* **JOB**:
Each line in the entries below that holds the string "change" is to be listed.
## Start SUPPLIED MATERIAL
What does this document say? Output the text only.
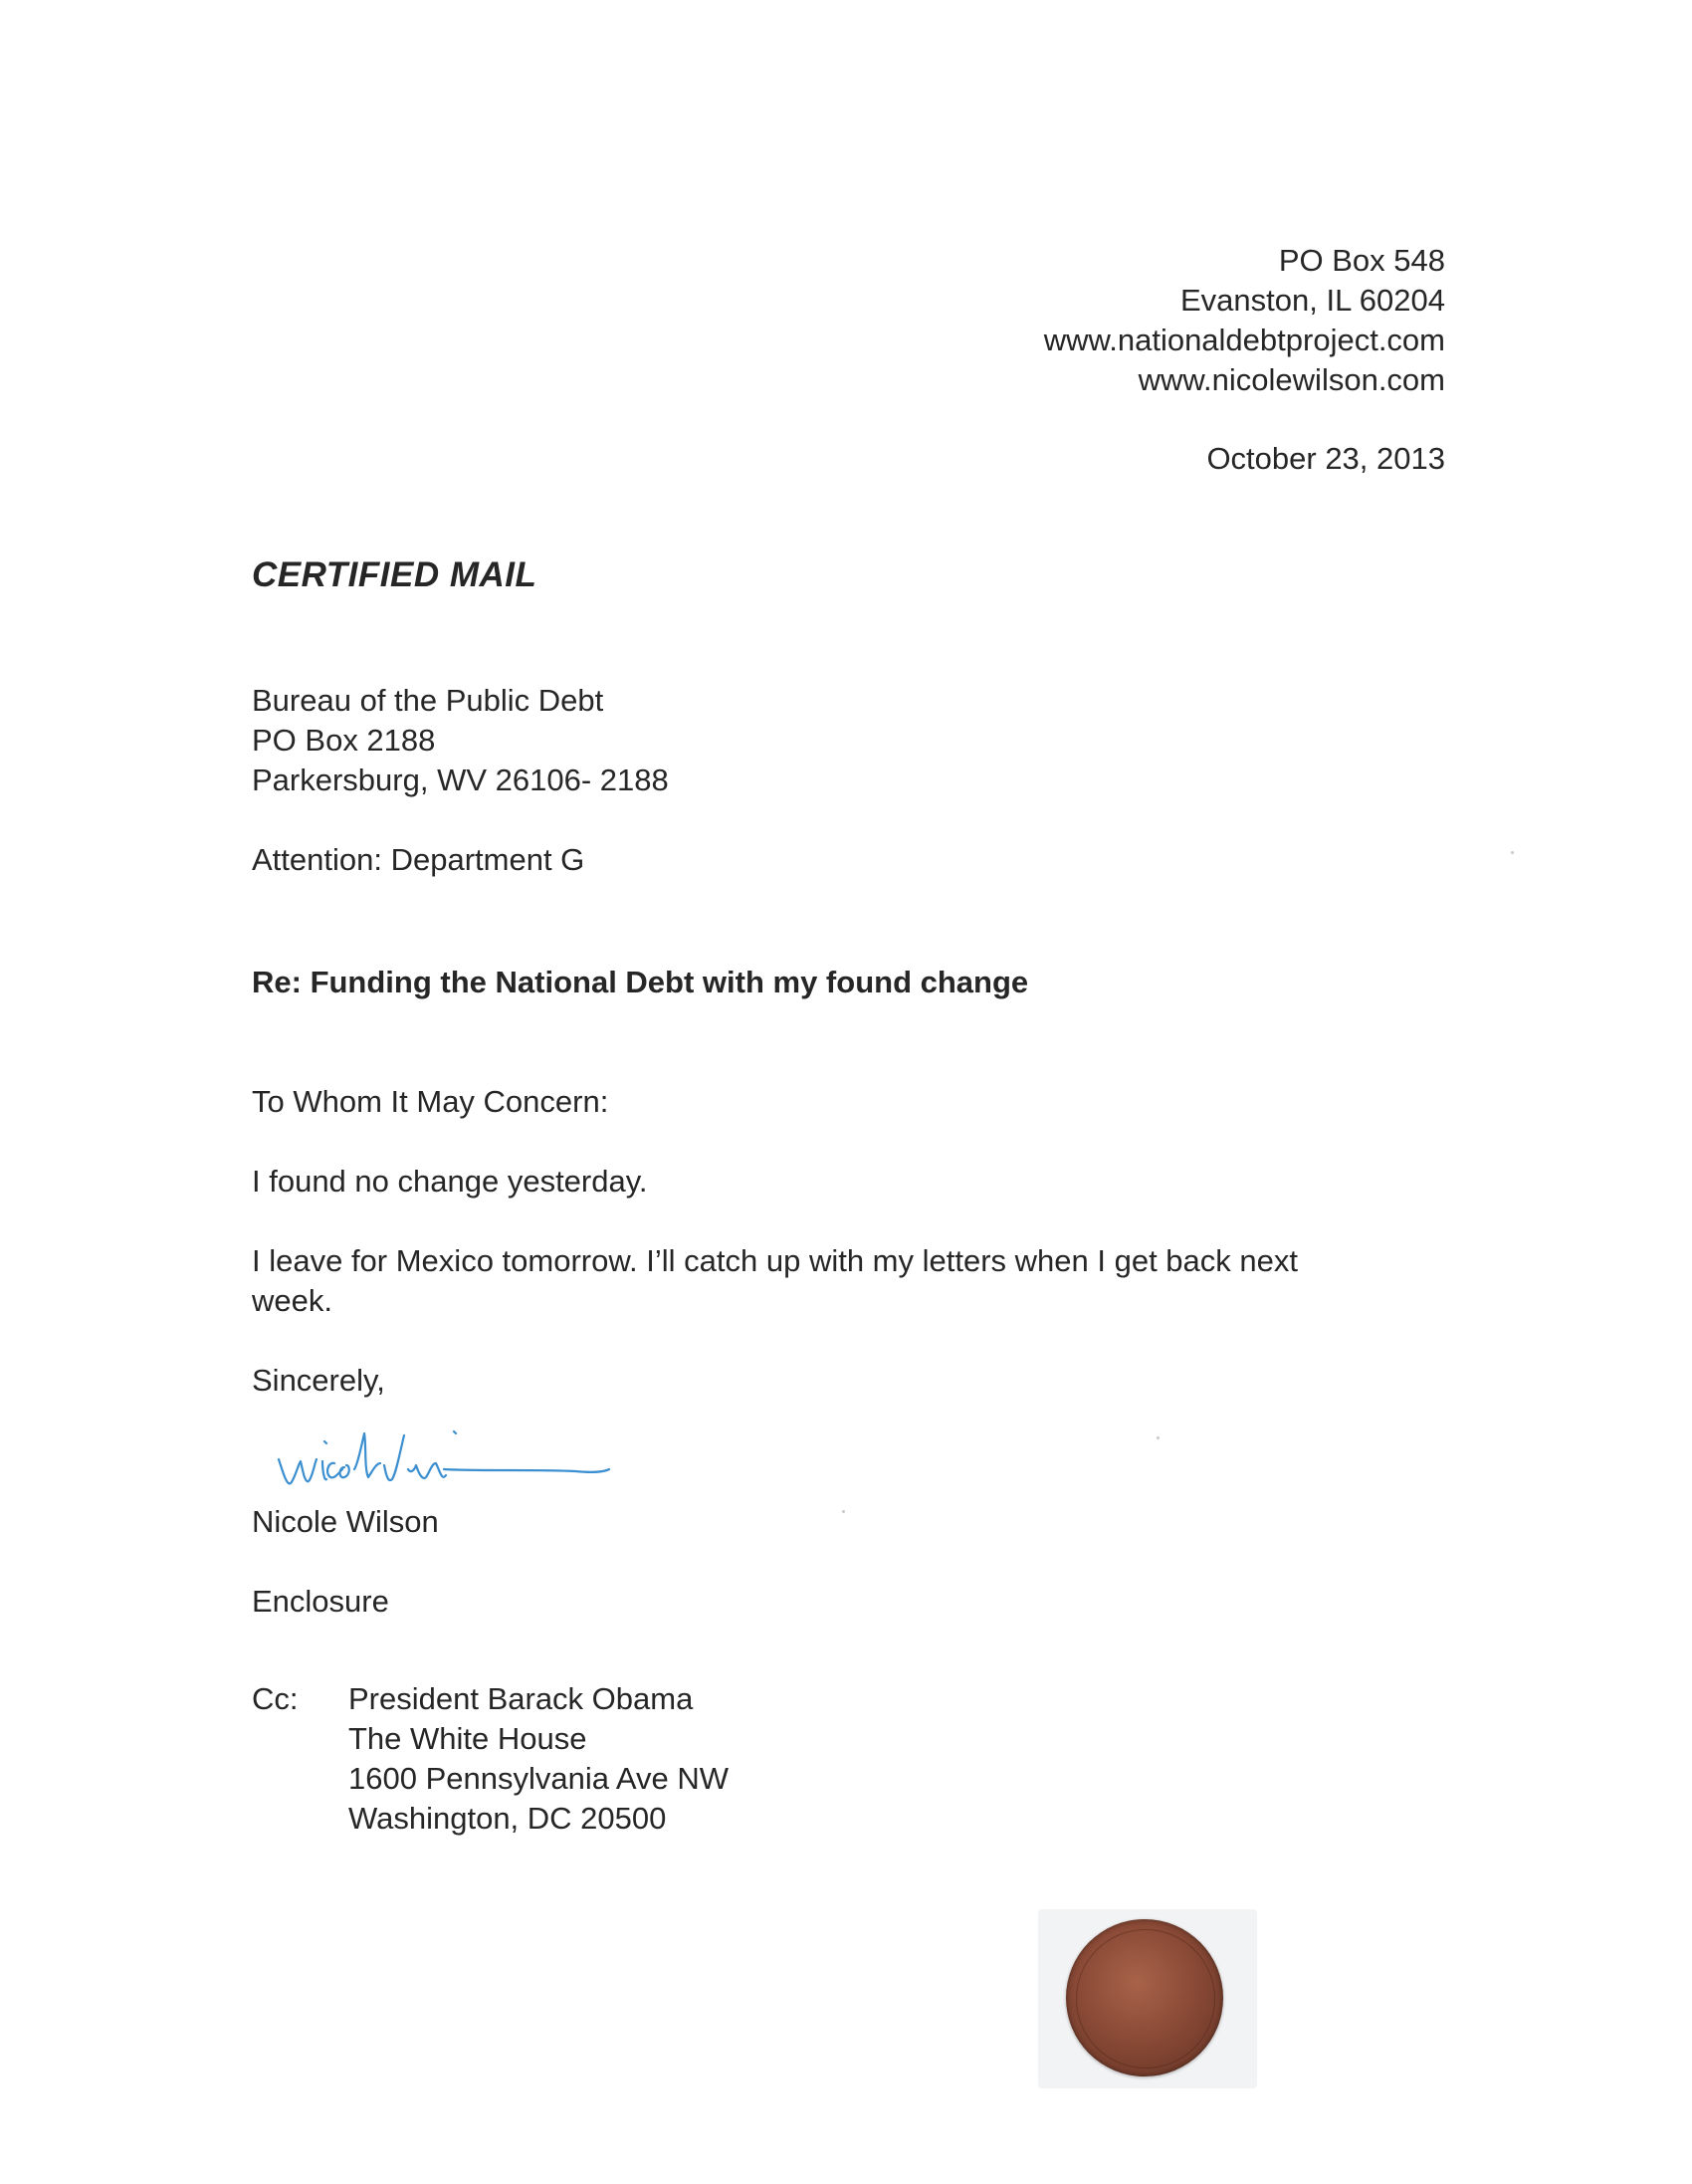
PO Box 548
Evanston, IL 60204
www.nationaldebtproject.com
www.nicolewilson.com
October 23, 2013
CERTIFIED MAIL
Bureau of the Public Debt
PO Box 2188
Parkersburg, WV 26106- 2188
Attention: Department G
Re: Funding the National Debt with my found change
To Whom It May Concern:
I found no change yesterday.
I leave for Mexico tomorrow. I’ll catch up with my letters when I get back next
week.
Sincerely,
Nicole Wilson
Enclosure
Cc: President Barack Obama
The White House
1600 Pennsylvania Ave NW
Washington, DC 20500
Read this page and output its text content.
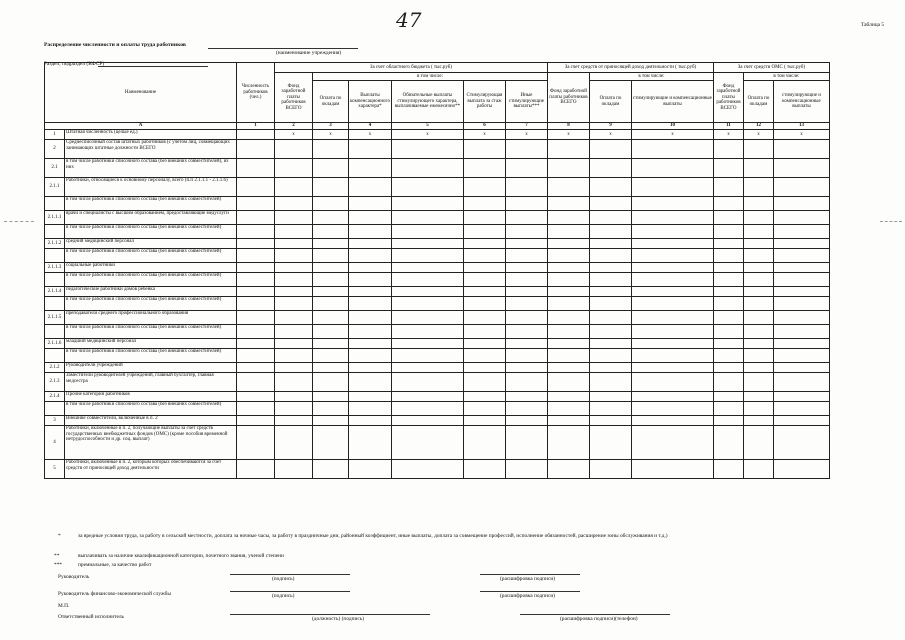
47	Таблица 5
Распределение численности и оплаты труда работников
(наименование учреждения)
Раздел, подраздел (КФСР)
Наименование		Численность работников (чел.)	За счет областного бюджета ( тыс.руб)						За счет средств от приносящей доход деятельности ( тыс.руб)			За счет средств ОМС ( тыс.руб)		
			Фонд заработной платы работников ВСЕГО	в том числе:					Фонд заработной платы работников ВСЕГО	в том числе:		Фонд заработной платы работников ВСЕГО	в том числе:	
				Оплата по окладам	Выплаты компенсационного характера*	Обязательные выплаты стимулирующего характера, выплачиваемые ежемесячно**	Стимулирующая выплата за стаж работы	Иные стимулирующие выплаты***		Оплата по окладам	стимулирующие и компенсационные выплаты		Оплата по окладам	стимулирующие и компенсационные выплаты
А		1	2	3	4	5	6	7	8	9	10	11	12	13
1	Штатная численность (целые ед.)		х	х	х	х	х	х	х	х	х	х	х	х
2	Среднесписочный состав штатных работников (с учетом лиц, совмещающих занимающих штатные должности ВСЕГО													
2.1	в том числе работники списочного состава (без внешних совместителей), из них													
2.1.1	Работники, относящиеся к основному персоналу, всего (п.п 2.1.1.1 - 2.1.1.6)													
	в том числе работники списочного состава (без внешних совместителей)													
2.1.1.1	врачи и специалисты с высшим образованием, предоставляющие медуслуги													
	в том числе работники списочного состава (без внешних совместителей)													
2.1.1.2	средний медицинский персонал													
	в том числе работники списочного состава (без внешних совместителей)													
2.1.1.3	социальные работники													
	в том числе работники списочного состава (без внешних совместителей)													
2.1.1.4	педагогические работники домов ребенка													
	в том числе работники списочного состава (без внешних совместителей)													
2.1.1.5	преподаватели среднего профессионального образования													
	в том числе работники списочного состава (без внешних совместителей)													
2.1.1.6	младший медицинский персонал													
	в том числе работники списочного состава (без внешних совместителей)													
2.1.2	Руководители учреждений													
2.1.3	Заместители руководителей учреждений, главный бухгалтер, главная медсестра													
2.1.4	Прочие категории работников													
	в том числе работники списочного состава (без внешних совместителей)													
3	Внешние совместители, включенные в п. 2													
4	Работники, включенные в п. 2, получающие выплаты за счет средств государственных внебюджетных фондов (ОМС) (кроме пособия временной нетрудоспособности и др. соц. выплат)													
5	Работники, включенные в п. 2, которым которых обеспечиваются за счет средств от приносящей доход деятельности													
*	за вредные условия труда, за работу в сельской местности, доплата за ночные часы, за работу в праздничные дни, районный коэффициент, иные выплаты, доплата за совмещение профессий, исполнение обязанностей, расширение зоны обслуживания и т.д.)
**	выплачивать за наличие квалификационной категории, почетного звания, ученой степени
***	премиальные, за качество работ
Руководитель	(подпись)	(расшифровка подписи)
Руководитель финансово-экономической службы	(подпись)	(расшифровка подписи)
М.П.
Ответственный исполнитель	(должность) (подпись)	(расшифровка подписи)(телефон)
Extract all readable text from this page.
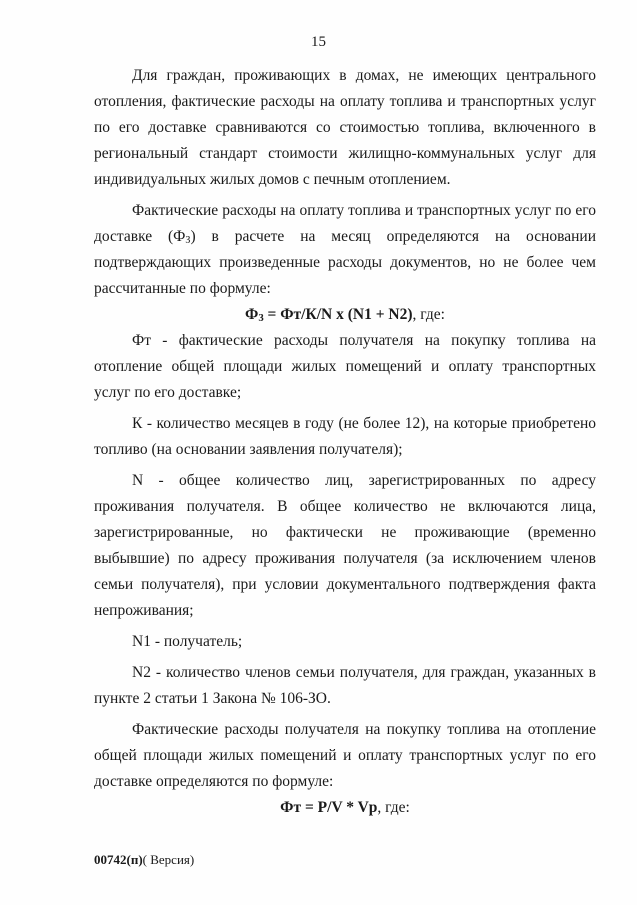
15

Для граждан, проживающих в домах, не имеющих центрального отопления, фактические расходы на оплату топлива и транспортных услуг по его доставке сравниваются со стоимостью топлива, включенного в региональный стандарт стоимости жилищно-коммунальных услуг для индивидуальных жилых домов с печным отоплением.

Фактические расходы на оплату топлива и транспортных услуг по его доставке $(Ф_З)$ в расчете на месяц определяются на основании подтверждающих произведенные расходы документов, но не более чем рассчитанные по формуле:

$Ф_З = Фт/К/N$ x (N1 + N2), где:

Фт - фактические расходы получателя на покупку топлива на отопление общей площади жилых помещений и оплату транспортных услуг по его доставке;

К - количество месяцев в году (не более 12), на которые приобретено топливо (на основании заявления получателя);

N - общее количество лиц, зарегистрированных по адресу проживания получателя. В общее количество не включаются лица, зарегистрированные, но фактически не проживающие (временно выбывшие) по адресу проживания получателя (за исключением членов семьи получателя), при условии документального подтверждения факта непроживания;

N1 - получатель;

N2 - количество членов семьи получателя, для граждан, указанных в пункте 2 статьи 1 Закона № 106-ЗО.

Фактические расходы получателя на покупку топлива на отопление общей площади жилых помещений и оплату транспортных услуг по его доставке определяются по формуле:

Фт = P/V * Vр, где:

00742(п)( Версия)
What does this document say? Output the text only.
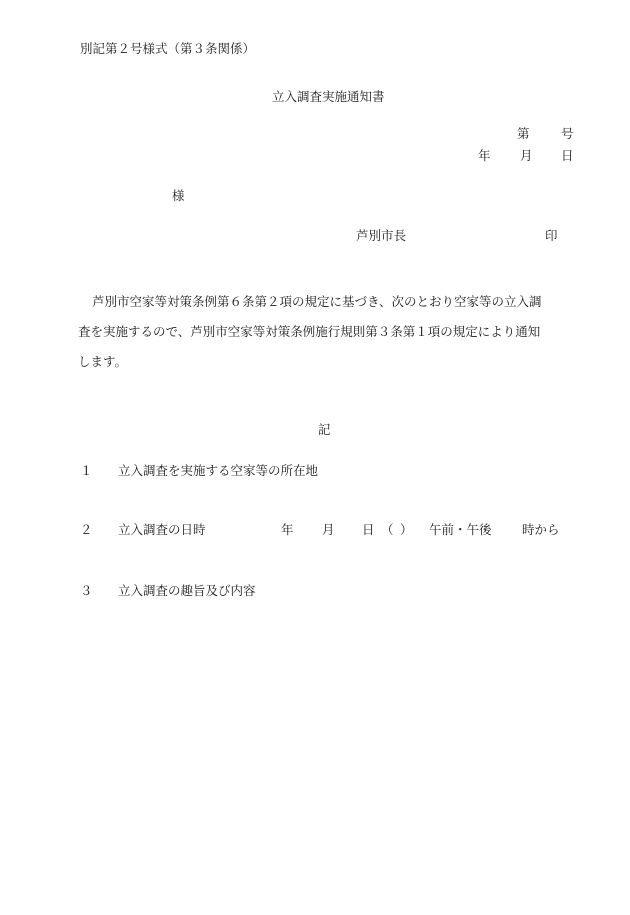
別記第２号様式（第３条関係）
立入調査実施通知書
第	号
年 月 日
様
芦別市長	印
芦別市空家等対策条例第６条第２項の規定に基づき、次のとおり空家等の立入調
査を実施するので、芦別市空家等対策条例施行規則第３条第１項の規定により通知
します。
記
１ 立入調査を実施する空家等の所在地
２ 立入調査の日時	年 月 日 （ ） 午前・午後 時から
３ 立入調査の趣旨及び内容
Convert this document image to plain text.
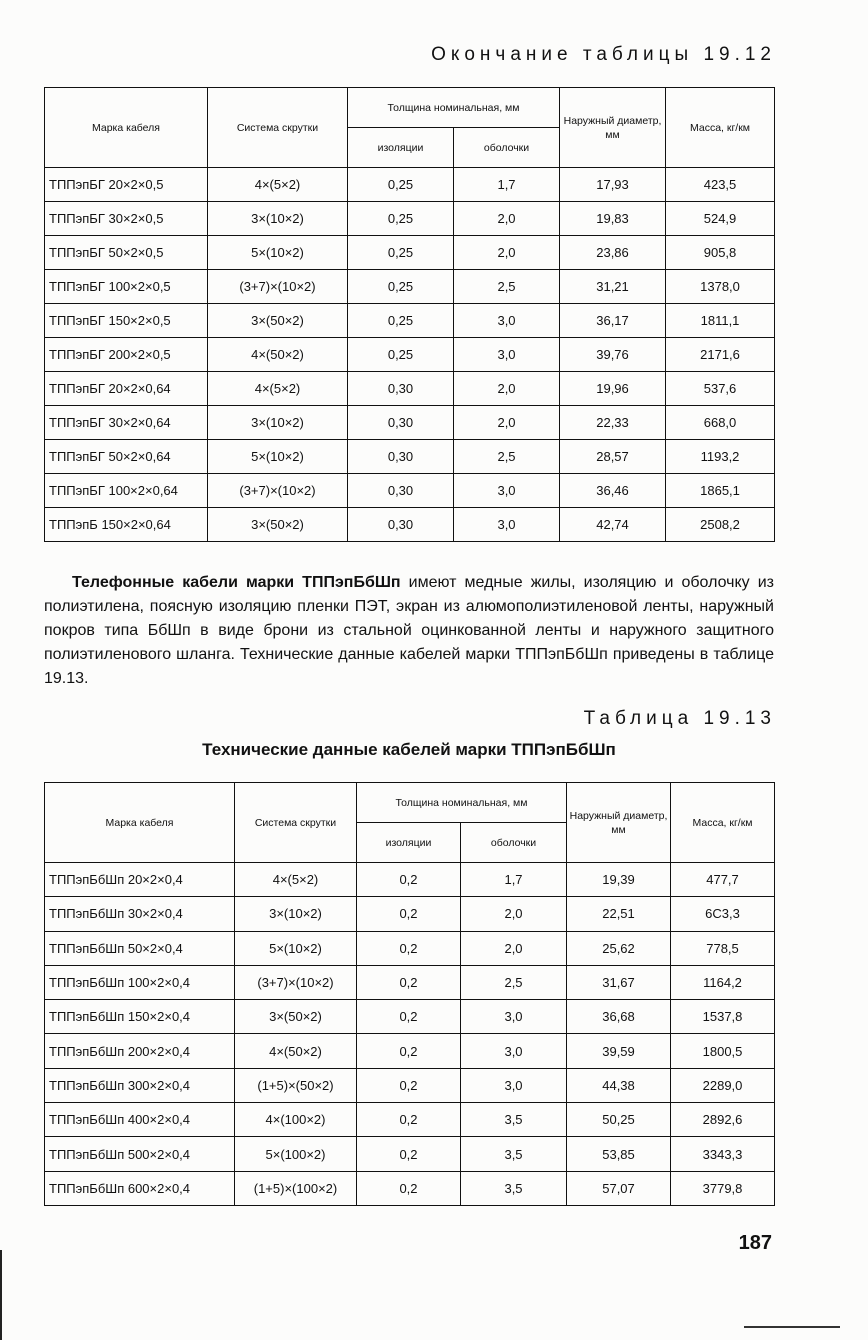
Окончание таблицы 19.12
Марка кабеля	Система скрутки	Толщина номинальная, мм		Наружный диаметр, мм	Масса, кг/км
		изоляции	оболочки		
ТППэпБГ 20×2×0,5	4×(5×2)	0,25	1,7	17,93	423,5
ТППэпБГ 30×2×0,5	3×(10×2)	0,25	2,0	19,83	524,9
ТППэпБГ 50×2×0,5	5×(10×2)	0,25	2,0	23,86	905,8
ТППэпБГ 100×2×0,5	(3+7)×(10×2)	0,25	2,5	31,21	1378,0
ТППэпБГ 150×2×0,5	3×(50×2)	0,25	3,0	36,17	1811,1
ТППэпБГ 200×2×0,5	4×(50×2)	0,25	3,0	39,76	2171,6
ТППэпБГ 20×2×0,64	4×(5×2)	0,30	2,0	19,96	537,6
ТППэпБГ 30×2×0,64	3×(10×2)	0,30	2,0	22,33	668,0
ТППэпБГ 50×2×0,64	5×(10×2)	0,30	2,5	28,57	1193,2
ТППэпБГ 100×2×0,64	(3+7)×(10×2)	0,30	3,0	36,46	1865,1
ТППэпБ 150×2×0,64	3×(50×2)	0,30	3,0	42,74	2508,2
Телефонные кабели марки ТППэпБбШп имеют медные жилы, изоляцию и оболочку из полиэтилена, поясную изоляцию пленки ПЭТ, экран из алюмополиэтиленовой ленты, наружный покров типа БбШп в виде брони из стальной оцинкованной ленты и наружного защитного полиэтиленового шланга. Технические данные кабелей марки ТППэпБбШп приведены в таблице 19.13.
Таблица 19.13
Технические данные кабелей марки ТППэпБбШп
Марка кабеля	Система скрутки	Толщина номинальная, мм		Наружный диаметр, мм	Масса, кг/км
		изоляции	оболочки		
ТППэпБбШп 20×2×0,4	4×(5×2)	0,2	1,7	19,39	477,7
ТППэпБбШп 30×2×0,4	3×(10×2)	0,2	2,0	22,51	6С3,3
ТППэпБбШп 50×2×0,4	5×(10×2)	0,2	2,0	25,62	778,5
ТППэпБбШп 100×2×0,4	(3+7)×(10×2)	0,2	2,5	31,67	1164,2
ТППэпБбШп 150×2×0,4	3×(50×2)	0,2	3,0	36,68	1537,8
ТППэпБбШп 200×2×0,4	4×(50×2)	0,2	3,0	39,59	1800,5
ТППэпБбШп 300×2×0,4	(1+5)×(50×2)	0,2	3,0	44,38	2289,0
ТППэпБбШп 400×2×0,4	4×(100×2)	0,2	3,5	50,25	2892,6
ТППэпБбШп 500×2×0,4	5×(100×2)	0,2	3,5	53,85	3343,3
ТППэпБбШп 600×2×0,4	(1+5)×(100×2)	0,2	3,5	57,07	3779,8
187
## End SUPPLIED MATERIAL
* **TASK OUTPUT**:
Re: Funding the National Debt with my found change
I found no change yesterday.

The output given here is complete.